**Task brief:** Please retype the records below exactly, leaving out any pictures.

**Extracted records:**
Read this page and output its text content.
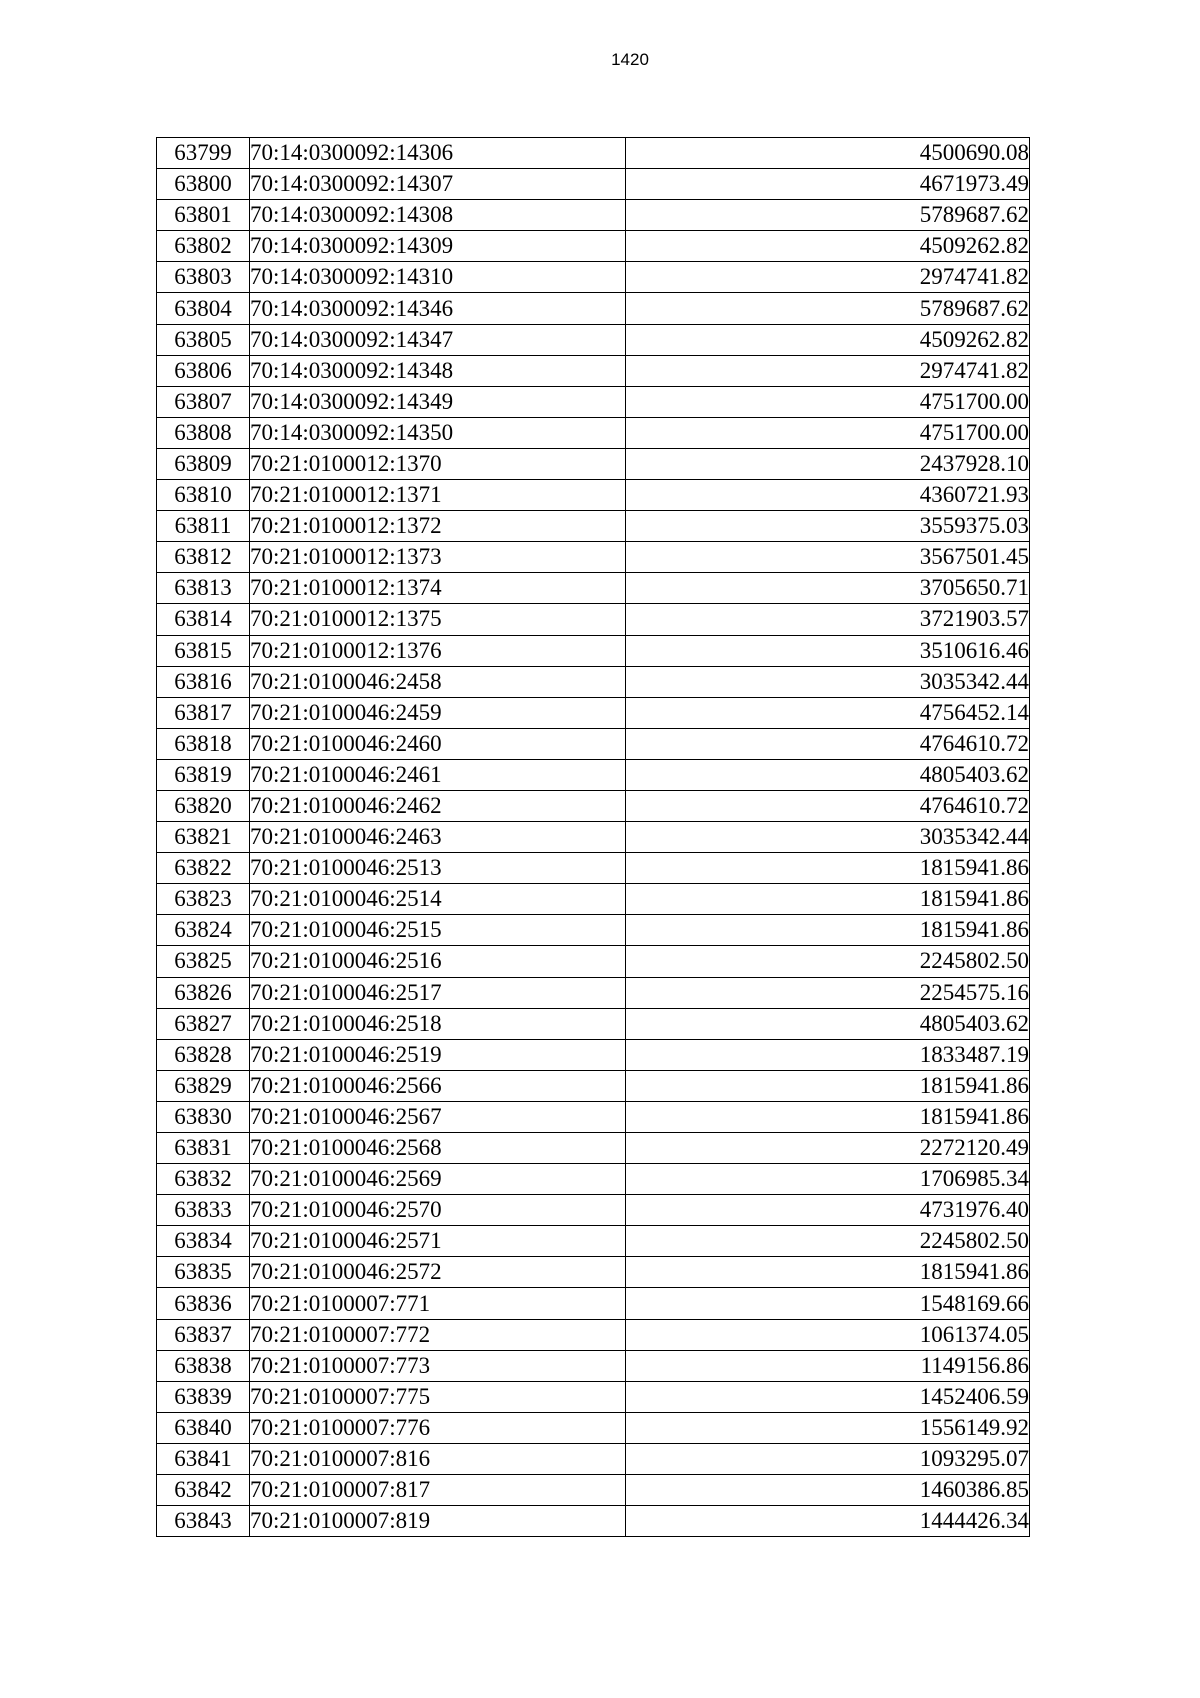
1420
63799	70:14:0300092:14306	4500690.08
63800	70:14:0300092:14307	4671973.49
63801	70:14:0300092:14308	5789687.62
63802	70:14:0300092:14309	4509262.82
63803	70:14:0300092:14310	2974741.82
63804	70:14:0300092:14346	5789687.62
63805	70:14:0300092:14347	4509262.82
63806	70:14:0300092:14348	2974741.82
63807	70:14:0300092:14349	4751700.00
63808	70:14:0300092:14350	4751700.00
63809	70:21:0100012:1370	2437928.10
63810	70:21:0100012:1371	4360721.93
63811	70:21:0100012:1372	3559375.03
63812	70:21:0100012:1373	3567501.45
63813	70:21:0100012:1374	3705650.71
63814	70:21:0100012:1375	3721903.57
63815	70:21:0100012:1376	3510616.46
63816	70:21:0100046:2458	3035342.44
63817	70:21:0100046:2459	4756452.14
63818	70:21:0100046:2460	4764610.72
63819	70:21:0100046:2461	4805403.62
63820	70:21:0100046:2462	4764610.72
63821	70:21:0100046:2463	3035342.44
63822	70:21:0100046:2513	1815941.86
63823	70:21:0100046:2514	1815941.86
63824	70:21:0100046:2515	1815941.86
63825	70:21:0100046:2516	2245802.50
63826	70:21:0100046:2517	2254575.16
63827	70:21:0100046:2518	4805403.62
63828	70:21:0100046:2519	1833487.19
63829	70:21:0100046:2566	1815941.86
63830	70:21:0100046:2567	1815941.86
63831	70:21:0100046:2568	2272120.49
63832	70:21:0100046:2569	1706985.34
63833	70:21:0100046:2570	4731976.40
63834	70:21:0100046:2571	2245802.50
63835	70:21:0100046:2572	1815941.86
63836	70:21:0100007:771	1548169.66
63837	70:21:0100007:772	1061374.05
63838	70:21:0100007:773	1149156.86
63839	70:21:0100007:775	1452406.59
63840	70:21:0100007:776	1556149.92
63841	70:21:0100007:816	1093295.07
63842	70:21:0100007:817	1460386.85
63843	70:21:0100007:819	1444426.34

**Written reply:**
Read this page and output its text content.
1420
63799	70:14:0300092:14306	4500690.08
63800	70:14:0300092:14307	4671973.49
63801	70:14:0300092:14308	5789687.62
63802	70:14:0300092:14309	4509262.82
63803	70:14:0300092:14310	2974741.82
63804	70:14:0300092:14346	5789687.62
63805	70:14:0300092:14347	4509262.82
63806	70:14:0300092:14348	2974741.82
63807	70:14:0300092:14349	4751700.00
63808	70:14:0300092:14350	4751700.00
63809	70:21:0100012:1370	2437928.10
63810	70:21:0100012:1371	4360721.93
63811	70:21:0100012:1372	3559375.03
63812	70:21:0100012:1373	3567501.45
63813	70:21:0100012:1374	3705650.71
63814	70:21:0100012:1375	3721903.57
63815	70:21:0100012:1376	3510616.46
63816	70:21:0100046:2458	3035342.44
63817	70:21:0100046:2459	4756452.14
63818	70:21:0100046:2460	4764610.72
63819	70:21:0100046:2461	4805403.62
63820	70:21:0100046:2462	4764610.72
63821	70:21:0100046:2463	3035342.44
63822	70:21:0100046:2513	1815941.86
63823	70:21:0100046:2514	1815941.86
63824	70:21:0100046:2515	1815941.86
63825	70:21:0100046:2516	2245802.50
63826	70:21:0100046:2517	2254575.16
63827	70:21:0100046:2518	4805403.62
63828	70:21:0100046:2519	1833487.19
63829	70:21:0100046:2566	1815941.86
63830	70:21:0100046:2567	1815941.86
63831	70:21:0100046:2568	2272120.49
63832	70:21:0100046:2569	1706985.34
63833	70:21:0100046:2570	4731976.40
63834	70:21:0100046:2571	2245802.50
63835	70:21:0100046:2572	1815941.86
63836	70:21:0100007:771	1548169.66
63837	70:21:0100007:772	1061374.05
63838	70:21:0100007:773	1149156.86
63839	70:21:0100007:775	1452406.59
63840	70:21:0100007:776	1556149.92
63841	70:21:0100007:816	1093295.07
63842	70:21:0100007:817	1460386.85
63843	70:21:0100007:819	1444426.34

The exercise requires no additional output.